### WHAT YOU ARE ASKED TO DO
Copy every line that contains the string "Economic" from the entries below.

· · · ·

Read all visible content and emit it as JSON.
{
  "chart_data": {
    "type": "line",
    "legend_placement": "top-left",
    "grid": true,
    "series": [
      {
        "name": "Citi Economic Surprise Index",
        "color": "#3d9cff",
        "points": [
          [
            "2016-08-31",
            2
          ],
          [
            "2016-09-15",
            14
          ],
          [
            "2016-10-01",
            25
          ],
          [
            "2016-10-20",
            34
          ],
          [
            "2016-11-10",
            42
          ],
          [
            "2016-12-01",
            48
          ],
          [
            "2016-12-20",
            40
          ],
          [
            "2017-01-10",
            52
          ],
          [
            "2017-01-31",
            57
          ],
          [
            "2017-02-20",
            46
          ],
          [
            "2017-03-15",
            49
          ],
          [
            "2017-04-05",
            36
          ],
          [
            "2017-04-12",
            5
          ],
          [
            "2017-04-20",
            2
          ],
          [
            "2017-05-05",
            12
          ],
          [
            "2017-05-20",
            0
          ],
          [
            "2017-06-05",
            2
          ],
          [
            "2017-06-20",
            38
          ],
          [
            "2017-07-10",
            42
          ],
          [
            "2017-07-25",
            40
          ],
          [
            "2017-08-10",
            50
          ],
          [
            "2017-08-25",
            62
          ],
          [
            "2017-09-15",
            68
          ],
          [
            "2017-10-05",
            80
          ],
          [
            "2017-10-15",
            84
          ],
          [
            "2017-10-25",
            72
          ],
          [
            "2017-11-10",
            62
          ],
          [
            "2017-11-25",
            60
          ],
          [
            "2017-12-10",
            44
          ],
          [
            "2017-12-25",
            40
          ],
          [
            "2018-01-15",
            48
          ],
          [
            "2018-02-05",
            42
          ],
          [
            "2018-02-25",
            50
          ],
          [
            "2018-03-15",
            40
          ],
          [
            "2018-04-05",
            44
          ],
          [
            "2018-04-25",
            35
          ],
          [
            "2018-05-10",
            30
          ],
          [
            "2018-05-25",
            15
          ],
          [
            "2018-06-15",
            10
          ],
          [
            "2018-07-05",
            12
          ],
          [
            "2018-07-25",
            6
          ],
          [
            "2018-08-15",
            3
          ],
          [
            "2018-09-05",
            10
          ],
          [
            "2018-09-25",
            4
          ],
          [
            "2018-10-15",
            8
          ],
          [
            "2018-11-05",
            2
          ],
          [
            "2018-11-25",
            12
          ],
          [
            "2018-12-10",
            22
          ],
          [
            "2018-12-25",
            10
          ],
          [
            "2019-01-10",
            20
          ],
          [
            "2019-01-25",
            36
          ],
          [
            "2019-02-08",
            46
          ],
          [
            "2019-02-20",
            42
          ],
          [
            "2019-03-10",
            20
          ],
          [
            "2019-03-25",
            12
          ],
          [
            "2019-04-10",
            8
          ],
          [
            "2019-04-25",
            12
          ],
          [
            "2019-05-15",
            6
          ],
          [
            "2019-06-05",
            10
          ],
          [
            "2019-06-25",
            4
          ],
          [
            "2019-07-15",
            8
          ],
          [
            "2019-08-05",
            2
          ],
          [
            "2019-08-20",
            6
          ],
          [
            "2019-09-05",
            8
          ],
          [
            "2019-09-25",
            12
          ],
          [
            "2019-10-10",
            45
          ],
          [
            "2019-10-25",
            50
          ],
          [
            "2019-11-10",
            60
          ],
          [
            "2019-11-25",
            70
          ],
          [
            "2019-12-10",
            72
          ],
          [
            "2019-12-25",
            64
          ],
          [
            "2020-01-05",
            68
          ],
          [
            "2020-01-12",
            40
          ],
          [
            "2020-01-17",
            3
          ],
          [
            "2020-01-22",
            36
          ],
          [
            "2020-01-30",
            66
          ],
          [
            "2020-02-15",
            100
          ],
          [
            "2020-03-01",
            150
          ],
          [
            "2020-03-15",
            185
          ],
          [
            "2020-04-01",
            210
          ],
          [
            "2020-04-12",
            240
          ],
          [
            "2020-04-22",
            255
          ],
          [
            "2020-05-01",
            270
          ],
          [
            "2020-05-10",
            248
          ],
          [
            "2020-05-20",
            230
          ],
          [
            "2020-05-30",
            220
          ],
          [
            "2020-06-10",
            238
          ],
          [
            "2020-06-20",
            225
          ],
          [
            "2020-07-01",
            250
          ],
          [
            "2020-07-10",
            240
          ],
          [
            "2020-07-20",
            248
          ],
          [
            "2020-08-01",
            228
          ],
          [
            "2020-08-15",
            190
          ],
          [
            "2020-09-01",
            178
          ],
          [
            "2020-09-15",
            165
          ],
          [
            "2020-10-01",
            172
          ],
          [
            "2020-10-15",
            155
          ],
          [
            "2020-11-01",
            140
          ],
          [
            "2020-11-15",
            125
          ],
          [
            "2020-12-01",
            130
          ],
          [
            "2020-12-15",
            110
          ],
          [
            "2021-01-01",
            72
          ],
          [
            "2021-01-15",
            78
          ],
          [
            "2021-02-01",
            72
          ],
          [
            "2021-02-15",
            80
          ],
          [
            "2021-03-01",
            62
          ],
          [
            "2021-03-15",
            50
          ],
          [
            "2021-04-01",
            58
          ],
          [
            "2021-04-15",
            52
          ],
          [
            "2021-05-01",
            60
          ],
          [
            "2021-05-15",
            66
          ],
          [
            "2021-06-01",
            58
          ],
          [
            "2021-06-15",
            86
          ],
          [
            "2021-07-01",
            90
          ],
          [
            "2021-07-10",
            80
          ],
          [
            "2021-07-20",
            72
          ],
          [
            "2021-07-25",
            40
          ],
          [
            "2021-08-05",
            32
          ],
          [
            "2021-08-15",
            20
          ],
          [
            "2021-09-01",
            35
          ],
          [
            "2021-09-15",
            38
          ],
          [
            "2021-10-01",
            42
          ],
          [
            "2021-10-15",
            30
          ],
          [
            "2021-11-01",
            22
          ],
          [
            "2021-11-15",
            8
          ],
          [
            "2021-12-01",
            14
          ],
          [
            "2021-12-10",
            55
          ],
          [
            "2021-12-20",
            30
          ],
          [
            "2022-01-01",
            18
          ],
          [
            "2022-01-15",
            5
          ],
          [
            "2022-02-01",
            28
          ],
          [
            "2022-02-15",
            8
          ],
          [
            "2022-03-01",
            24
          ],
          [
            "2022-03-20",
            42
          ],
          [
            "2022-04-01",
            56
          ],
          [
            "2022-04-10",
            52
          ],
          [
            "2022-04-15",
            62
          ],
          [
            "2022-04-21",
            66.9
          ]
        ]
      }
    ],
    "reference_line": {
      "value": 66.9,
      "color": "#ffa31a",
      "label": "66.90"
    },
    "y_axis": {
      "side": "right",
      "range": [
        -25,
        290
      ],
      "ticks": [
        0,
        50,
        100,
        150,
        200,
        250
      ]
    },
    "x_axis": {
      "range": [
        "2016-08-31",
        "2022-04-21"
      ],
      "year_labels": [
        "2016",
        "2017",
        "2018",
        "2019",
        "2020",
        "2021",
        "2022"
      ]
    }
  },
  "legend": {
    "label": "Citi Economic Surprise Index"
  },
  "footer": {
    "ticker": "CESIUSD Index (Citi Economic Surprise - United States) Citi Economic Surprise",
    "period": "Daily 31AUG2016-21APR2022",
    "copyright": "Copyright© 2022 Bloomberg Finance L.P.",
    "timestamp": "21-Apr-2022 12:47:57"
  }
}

· · · ·

### RESULT
        "name": "Citi Economic Surprise Index",
    "label": "Citi Economic Surprise Index"
    "ticker": "CESIUSD Index (Citi Economic Surprise - United States) Citi Economic Surprise",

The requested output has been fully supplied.